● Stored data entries
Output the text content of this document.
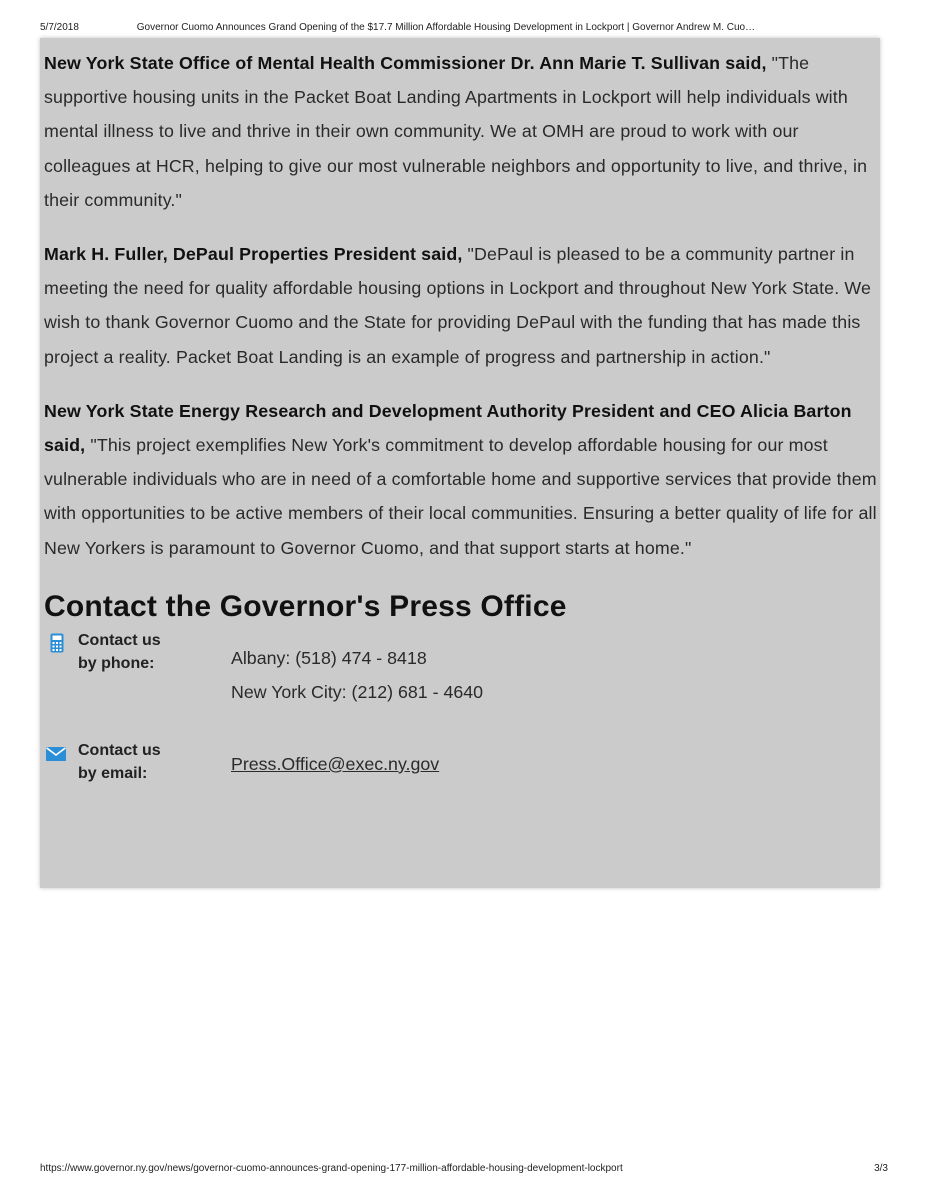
5/7/2018	Governor Cuomo Announces Grand Opening of the $17.7 Million Affordable Housing Development in Lockport | Governor Andrew M. Cuo…

New York State Office of Mental Health Commissioner Dr. Ann Marie T. Sullivan said, "The supportive housing units in the Packet Boat Landing Apartments in Lockport will help individuals with mental illness to live and thrive in their own community. We at OMH are proud to work with our colleagues at HCR, helping to give our most vulnerable neighbors and opportunity to live, and thrive, in their community."

Mark H. Fuller, DePaul Properties President said, "DePaul is pleased to be a community partner in meeting the need for quality affordable housing options in Lockport and throughout New York State. We wish to thank Governor Cuomo and the State for providing DePaul with the funding that has made this project a reality. Packet Boat Landing is an example of progress and partnership in action."

New York State Energy Research and Development Authority President and CEO Alicia Barton said, "This project exemplifies New York's commitment to develop affordable housing for our most vulnerable individuals who are in need of a comfortable home and supportive services that provide them with opportunities to be active members of their local communities. Ensuring a better quality of life for all New Yorkers is paramount to Governor Cuomo, and that support starts at home."

Contact the Governor's Press Office
Contact us
by phone:	Albany: (518) 474 - 8418
New York City: (212) 681 - 4640
Contact us
by email:	Press.Office@exec.ny.gov
https://www.governor.ny.gov/news/governor-cuomo-announces-grand-opening-177-million-affordable-housing-development-lockport	3/3
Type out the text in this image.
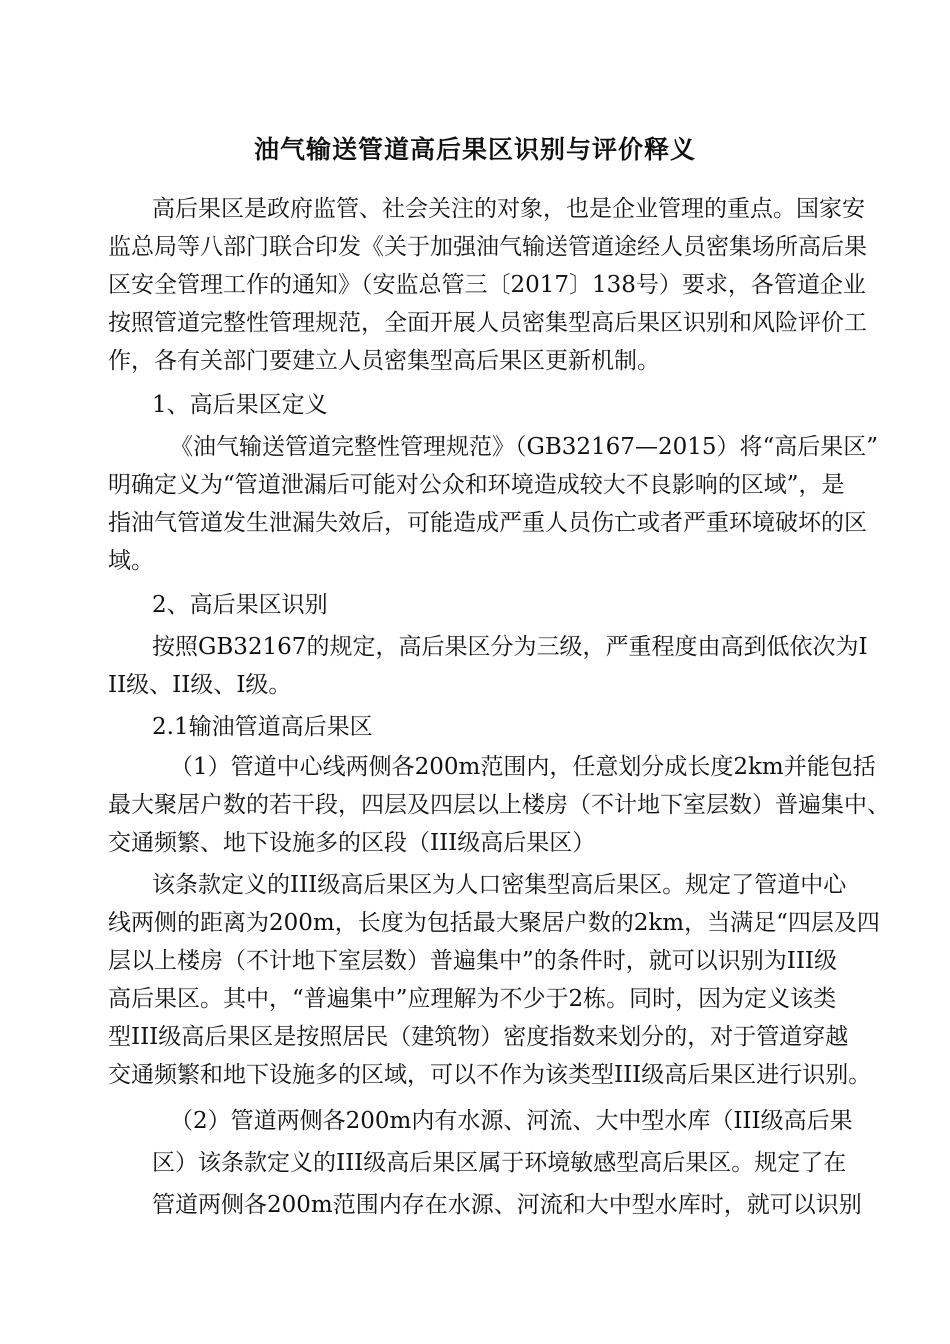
油气输送管道高后果区识别与评价释义

高后果区是政府监管、社会关注的对象，也是企业管理的重点。国家安

监总局等八部门联合印发《关于加强油气输送管道途经人员密集场所高后果

区安全管理工作的通知》（安监总管三〔2017〕138号）要求，各管道企业

按照管道完整性管理规范，全面开展人员密集型高后果区识别和风险评价工

作，各有关部门要建立人员密集型高后果区更新机制。

1、高后果区定义

《油气输送管道完整性管理规范》（GB32167—2015）将“高后果区”

明确定义为“管道泄漏后可能对公众和环境造成较大不良影响的区域”，是

指油气管道发生泄漏失效后，可能造成严重人员伤亡或者严重环境破坏的区

域。

2、高后果区识别

按照GB32167的规定，高后果区分为三级，严重程度由高到低依次为I

II级、II级、I级。

2.1输油管道高后果区

（1）管道中心线两侧各200m范围内，任意划分成长度2km并能包括

最大聚居户数的若干段，四层及四层以上楼房（不计地下室层数）普遍集中、

交通频繁、地下设施多的区段（III级高后果区）

该条款定义的III级高后果区为人口密集型高后果区。规定了管道中心

线两侧的距离为200m，长度为包括最大聚居户数的2km，当满足“四层及四

层以上楼房（不计地下室层数）普遍集中”的条件时，就可以识别为III级

高后果区。其中，“普遍集中”应理解为不少于2栋。同时，因为定义该类

型III级高后果区是按照居民（建筑物）密度指数来划分的，对于管道穿越

交通频繁和地下设施多的区域，可以不作为该类型III级高后果区进行识别。

（2）管道两侧各200m内有水源、河流、大中型水库（III级高后果

区）该条款定义的III级高后果区属于环境敏感型高后果区。规定了在

管道两侧各200m范围内存在水源、河流和大中型水库时，就可以识别
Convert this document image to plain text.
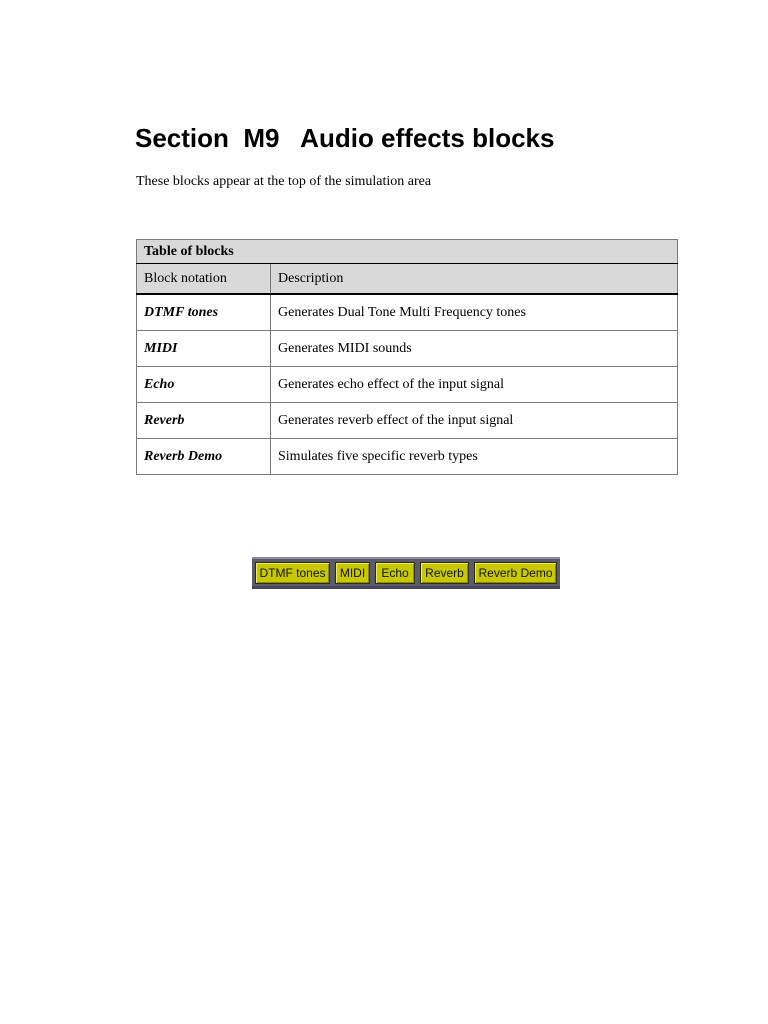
Section  M9   Audio effects blocks

These blocks appear at the top of the simulation area

Table of blocks	
Block notation	Description
DTMF tones	Generates Dual Tone Multi Frequency tones
MIDI	Generates MIDI sounds
Echo	Generates echo effect of the input signal
Reverb	Generates reverb effect of the input signal
Reverb Demo	Simulates five specific reverb types
DTMF tones	MIDI	Echo	Reverb	Reverb Demo
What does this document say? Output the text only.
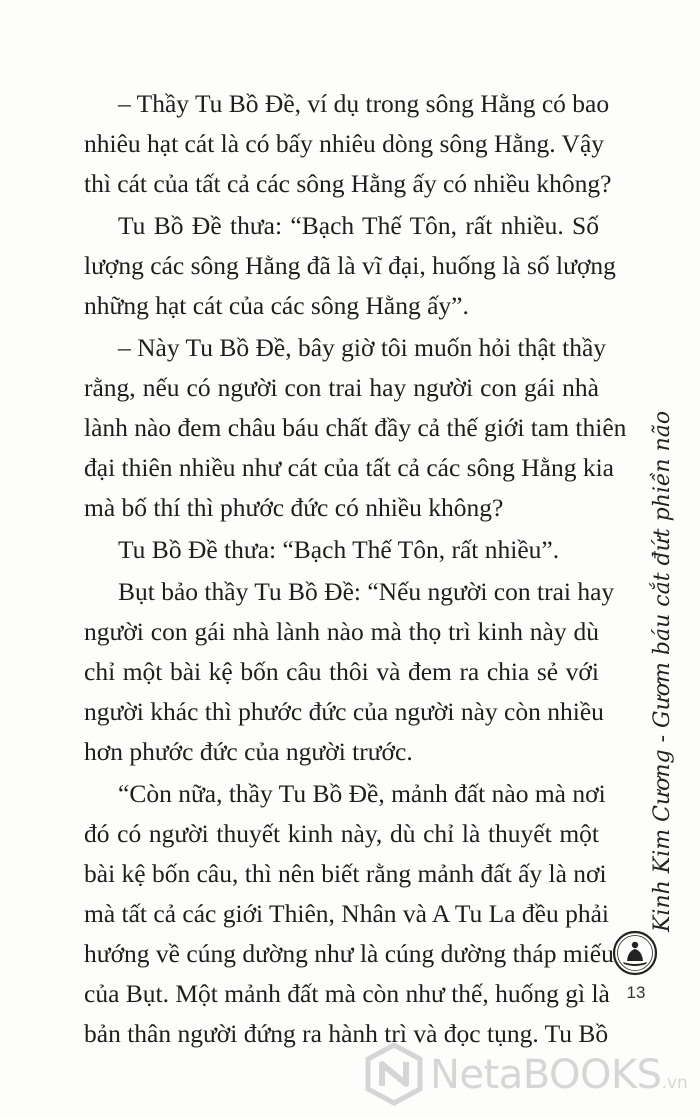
– Thầy Tu Bồ Đề, ví dụ trong sông Hằng có bao
nhiêu hạt cát là có bấy nhiêu dòng sông Hằng. Vậy
thì cát của tất cả các sông Hằng ấy có nhiều không?
Tu Bồ Đề thưa: “Bạch Thế Tôn, rất nhiều. Số
lượng các sông Hằng đã là vĩ đại, huống là số lượng
những hạt cát của các sông Hằng ấy”.
– Này Tu Bồ Đề, bây giờ tôi muốn hỏi thật thầy
rằng, nếu có người con trai hay người con gái nhà
lành nào đem châu báu chất đầy cả thế giới tam thiên
đại thiên nhiều như cát của tất cả các sông Hằng kia
mà bố thí thì phước đức có nhiều không?
Tu Bồ Đề thưa: “Bạch Thế Tôn, rất nhiều”.
Bụt bảo thầy Tu Bồ Đề: “Nếu người con trai hay
người con gái nhà lành nào mà thọ trì kinh này dù
chỉ một bài kệ bốn câu thôi và đem ra chia sẻ với
người khác thì phước đức của người này còn nhiều
hơn phước đức của người trước.
“Còn nữa, thầy Tu Bồ Đề, mảnh đất nào mà nơi
đó có người thuyết kinh này, dù chỉ là thuyết một
bài kệ bốn câu, thì nên biết rằng mảnh đất ấy là nơi
mà tất cả các giới Thiên, Nhân và A Tu La đều phải
hướng về cúng dường như là cúng dường tháp miếu
của Bụt. Một mảnh đất mà còn như thế, huống gì là
bản thân người đứng ra hành trì và đọc tụng. Tu Bồ
Kinh Kim Cương - Gươm báu cắt đứt phiền não
13
NetaBOOKS.vn
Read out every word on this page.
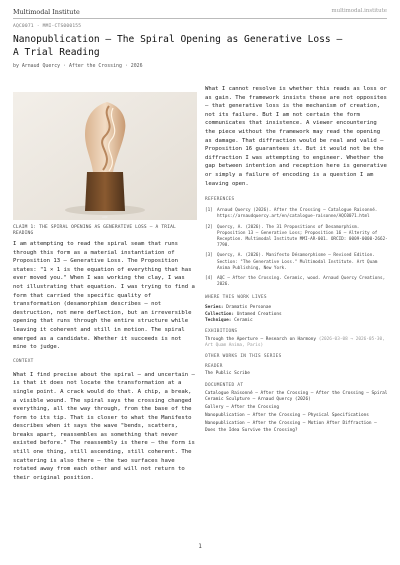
Multimodal Institute	multimodal.institute
AQC0071 · MMI-CTS000155
Nanopublication — The Spiral Opening as Generative Loss — A Trial Reading
by Arnaud Quercy · After the Crossing · 2026
AQC
CLAIM 1: THE SPIRAL OPENING AS GENERATIVE LOSS — A TRIAL READING

I am attempting to read the spiral seam that runs through this form as a material instantiation of Proposition 13 — Generative Loss. The Proposition states: "1 × 1 is the equation of everything that has ever moved you." When I was working the clay, I was not illustrating that equation. I was trying to find a form that carried the specific quality of transformation (desamorphism describes — not destruction, not mere deflection, but an irreversible opening that runs through the entire structure while leaving it coherent and still in motion. The spiral emerged as a candidate. Whether it succeeds is not mine to judge.

CONTEXT

What I find precise about the spiral — and uncertain — is that it does not locate the transformation at a single point. A crack would do that. A chip, a break, a visible wound. The spiral says the crossing changed everything, all the way through, from the base of the form to its tip. That is closer to what the Manifesto describes when it says the wave "bends, scatters, breaks apart, reassembles as something that never existed before." The reassembly is there — the form is still one thing, still ascending, still coherent. The scattering is also there — the two surfaces have rotated away from each other and will not return to their original position.

What I cannot resolve is whether this reads as loss or as gain. The framework insists these are not opposites — that generative loss is the mechanism of creation, not its failure. But I am not certain the form communicates that insistence. A viewer encountering the piece without the framework may read the opening as damage. That diffraction would be real and valid — Proposition 16 guarantees it. But it would not be the diffraction I was attempting to engineer. Whether the gap between intention and reception here is generative or simply a failure of encoding is a question I am leaving open.

REFERENCES

[1] Arnaud Quercy (2026). After the Crossing — Catalogue Raisonné. https://arnaudquercy.art/en/catalogue-raisonne/AQC0071.html
[2] Quercy, A. (2026). The 31 Propositions of Desamorphism. Proposition 13 — Generative Loss; Proposition 16 — Alterity of Reception. Multimodal Institute MMI-AR-001. ORCID: 0009-0000-2662-7798.
[3] Quercy, A. (2026). Manifesto Désamorphisme — Revised Edition. Section: "The Generative Loss." Multimodal Institute. Art Quam Anima Publishing, New York.
[4] AQC — After the Crossing. Ceramic, wood. Arnaud Quercy Creations, 2026.

WHERE THIS WORK LIVES

Series: Dramatis Personae
Collection: Untamed Creations
Technique: Ceramic

EXHIBITIONS

Through the Aperture — Research on Harmony (2026-03-08 → 2026-05-30, Art Quam Anima, Paris)

OTHER WORKS IN THIS SERIES

READER

The Public Scribe

DOCUMENTED AT

Catalogue Raisonné — After the Crossing — After the Crossing — Spiral Ceramic Sculpture — Arnaud Quercy (2026)
Gallery — After the Crossing
Nanopublication — After the Crossing — Physical Specifications
Nanopublication — After the Crossing — Motion After Diffraction — Does the Idea Survive the Crossing?
1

● EXERCISE GOAL
Locate the word "Creations" in the records and collect each line it appears in.

● RESULT
[4] AQC — After the Crossing. Ceramic, wood. Arnaud Quercy Creations, 2026.
Collection: Untamed Creations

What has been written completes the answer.